Short exercise → Of the lines in the data below, count the ones holding the string "content", and answer with that number only.

Information supplied →
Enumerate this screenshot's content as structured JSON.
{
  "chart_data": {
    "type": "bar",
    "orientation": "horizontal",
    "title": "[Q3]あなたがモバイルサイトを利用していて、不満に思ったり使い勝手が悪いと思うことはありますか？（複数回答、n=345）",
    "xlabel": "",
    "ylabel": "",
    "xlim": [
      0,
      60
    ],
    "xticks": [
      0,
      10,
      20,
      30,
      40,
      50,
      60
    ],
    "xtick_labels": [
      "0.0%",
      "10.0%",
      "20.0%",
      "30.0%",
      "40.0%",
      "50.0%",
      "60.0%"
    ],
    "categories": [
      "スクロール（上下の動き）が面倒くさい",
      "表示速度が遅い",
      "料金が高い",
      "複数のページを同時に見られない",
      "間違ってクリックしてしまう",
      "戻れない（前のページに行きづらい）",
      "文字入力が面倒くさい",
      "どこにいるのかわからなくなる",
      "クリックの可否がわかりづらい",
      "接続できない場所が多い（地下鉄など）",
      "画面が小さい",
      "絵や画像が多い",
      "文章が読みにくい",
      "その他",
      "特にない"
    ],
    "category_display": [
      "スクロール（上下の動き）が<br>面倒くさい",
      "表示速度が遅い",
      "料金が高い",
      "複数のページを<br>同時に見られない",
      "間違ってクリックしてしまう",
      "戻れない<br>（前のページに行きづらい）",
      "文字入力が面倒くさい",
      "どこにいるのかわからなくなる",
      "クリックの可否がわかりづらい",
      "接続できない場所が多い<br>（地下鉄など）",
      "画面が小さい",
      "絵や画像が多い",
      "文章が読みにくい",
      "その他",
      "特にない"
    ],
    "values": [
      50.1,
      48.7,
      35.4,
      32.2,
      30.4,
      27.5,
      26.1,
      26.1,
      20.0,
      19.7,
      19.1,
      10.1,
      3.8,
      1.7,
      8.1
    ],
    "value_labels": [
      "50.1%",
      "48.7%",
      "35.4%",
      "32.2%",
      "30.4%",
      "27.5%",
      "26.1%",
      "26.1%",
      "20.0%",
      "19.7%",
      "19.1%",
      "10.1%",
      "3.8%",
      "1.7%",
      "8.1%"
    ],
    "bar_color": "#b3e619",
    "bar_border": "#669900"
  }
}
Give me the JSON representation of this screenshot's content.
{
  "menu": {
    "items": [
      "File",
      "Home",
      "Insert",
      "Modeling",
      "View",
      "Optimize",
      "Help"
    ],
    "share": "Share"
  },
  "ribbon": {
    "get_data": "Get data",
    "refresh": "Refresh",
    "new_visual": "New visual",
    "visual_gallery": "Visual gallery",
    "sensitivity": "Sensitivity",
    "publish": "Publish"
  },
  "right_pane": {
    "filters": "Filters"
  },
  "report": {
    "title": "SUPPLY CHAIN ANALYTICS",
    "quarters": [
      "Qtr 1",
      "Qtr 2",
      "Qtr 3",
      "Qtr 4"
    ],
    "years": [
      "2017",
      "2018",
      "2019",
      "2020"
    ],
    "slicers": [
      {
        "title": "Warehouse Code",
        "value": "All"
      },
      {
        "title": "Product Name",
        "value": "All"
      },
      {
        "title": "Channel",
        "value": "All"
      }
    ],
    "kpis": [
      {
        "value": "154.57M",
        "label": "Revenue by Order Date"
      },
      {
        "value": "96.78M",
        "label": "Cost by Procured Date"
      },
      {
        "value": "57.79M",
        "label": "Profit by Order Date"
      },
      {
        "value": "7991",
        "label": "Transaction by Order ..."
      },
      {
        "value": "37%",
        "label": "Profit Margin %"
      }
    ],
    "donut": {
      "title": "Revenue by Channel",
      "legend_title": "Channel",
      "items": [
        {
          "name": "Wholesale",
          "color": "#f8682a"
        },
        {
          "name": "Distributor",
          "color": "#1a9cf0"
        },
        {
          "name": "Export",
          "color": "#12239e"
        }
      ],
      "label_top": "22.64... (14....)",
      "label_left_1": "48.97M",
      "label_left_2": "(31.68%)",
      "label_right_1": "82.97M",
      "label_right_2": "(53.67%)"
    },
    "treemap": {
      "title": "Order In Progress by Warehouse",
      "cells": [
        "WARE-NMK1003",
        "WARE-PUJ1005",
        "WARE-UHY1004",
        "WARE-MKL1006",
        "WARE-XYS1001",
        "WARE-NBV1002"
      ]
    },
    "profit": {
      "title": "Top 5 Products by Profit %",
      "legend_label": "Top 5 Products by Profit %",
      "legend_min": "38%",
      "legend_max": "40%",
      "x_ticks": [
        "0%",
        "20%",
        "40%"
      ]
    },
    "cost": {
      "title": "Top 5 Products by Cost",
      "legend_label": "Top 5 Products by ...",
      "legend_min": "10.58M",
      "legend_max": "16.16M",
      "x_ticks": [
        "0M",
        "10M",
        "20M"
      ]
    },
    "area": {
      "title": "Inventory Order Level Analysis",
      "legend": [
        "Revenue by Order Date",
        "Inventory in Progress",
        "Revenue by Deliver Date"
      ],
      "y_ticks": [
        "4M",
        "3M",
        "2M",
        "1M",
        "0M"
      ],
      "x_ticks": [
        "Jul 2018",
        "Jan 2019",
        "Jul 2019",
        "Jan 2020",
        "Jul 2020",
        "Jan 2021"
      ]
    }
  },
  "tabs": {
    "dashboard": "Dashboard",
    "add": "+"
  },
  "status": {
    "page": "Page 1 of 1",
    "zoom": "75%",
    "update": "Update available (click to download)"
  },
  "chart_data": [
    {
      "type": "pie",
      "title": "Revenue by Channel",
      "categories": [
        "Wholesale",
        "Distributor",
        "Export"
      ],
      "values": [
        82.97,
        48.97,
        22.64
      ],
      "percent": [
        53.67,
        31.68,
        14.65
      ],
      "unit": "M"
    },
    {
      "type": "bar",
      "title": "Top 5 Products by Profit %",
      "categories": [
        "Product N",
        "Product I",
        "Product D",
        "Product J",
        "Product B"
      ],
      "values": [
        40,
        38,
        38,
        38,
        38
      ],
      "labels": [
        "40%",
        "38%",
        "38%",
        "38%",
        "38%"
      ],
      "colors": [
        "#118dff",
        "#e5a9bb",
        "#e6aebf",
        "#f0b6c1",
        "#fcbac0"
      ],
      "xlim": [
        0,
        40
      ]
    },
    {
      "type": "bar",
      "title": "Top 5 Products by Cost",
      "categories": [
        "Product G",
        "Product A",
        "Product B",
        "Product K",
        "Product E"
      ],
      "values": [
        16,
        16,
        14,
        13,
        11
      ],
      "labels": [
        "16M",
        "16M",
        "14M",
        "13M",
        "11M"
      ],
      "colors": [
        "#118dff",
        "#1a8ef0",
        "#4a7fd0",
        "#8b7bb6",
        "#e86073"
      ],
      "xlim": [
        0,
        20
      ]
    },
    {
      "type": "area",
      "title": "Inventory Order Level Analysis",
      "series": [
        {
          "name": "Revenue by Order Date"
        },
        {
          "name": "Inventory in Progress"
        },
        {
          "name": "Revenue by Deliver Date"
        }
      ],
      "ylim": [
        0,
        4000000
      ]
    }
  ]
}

Final answer → 2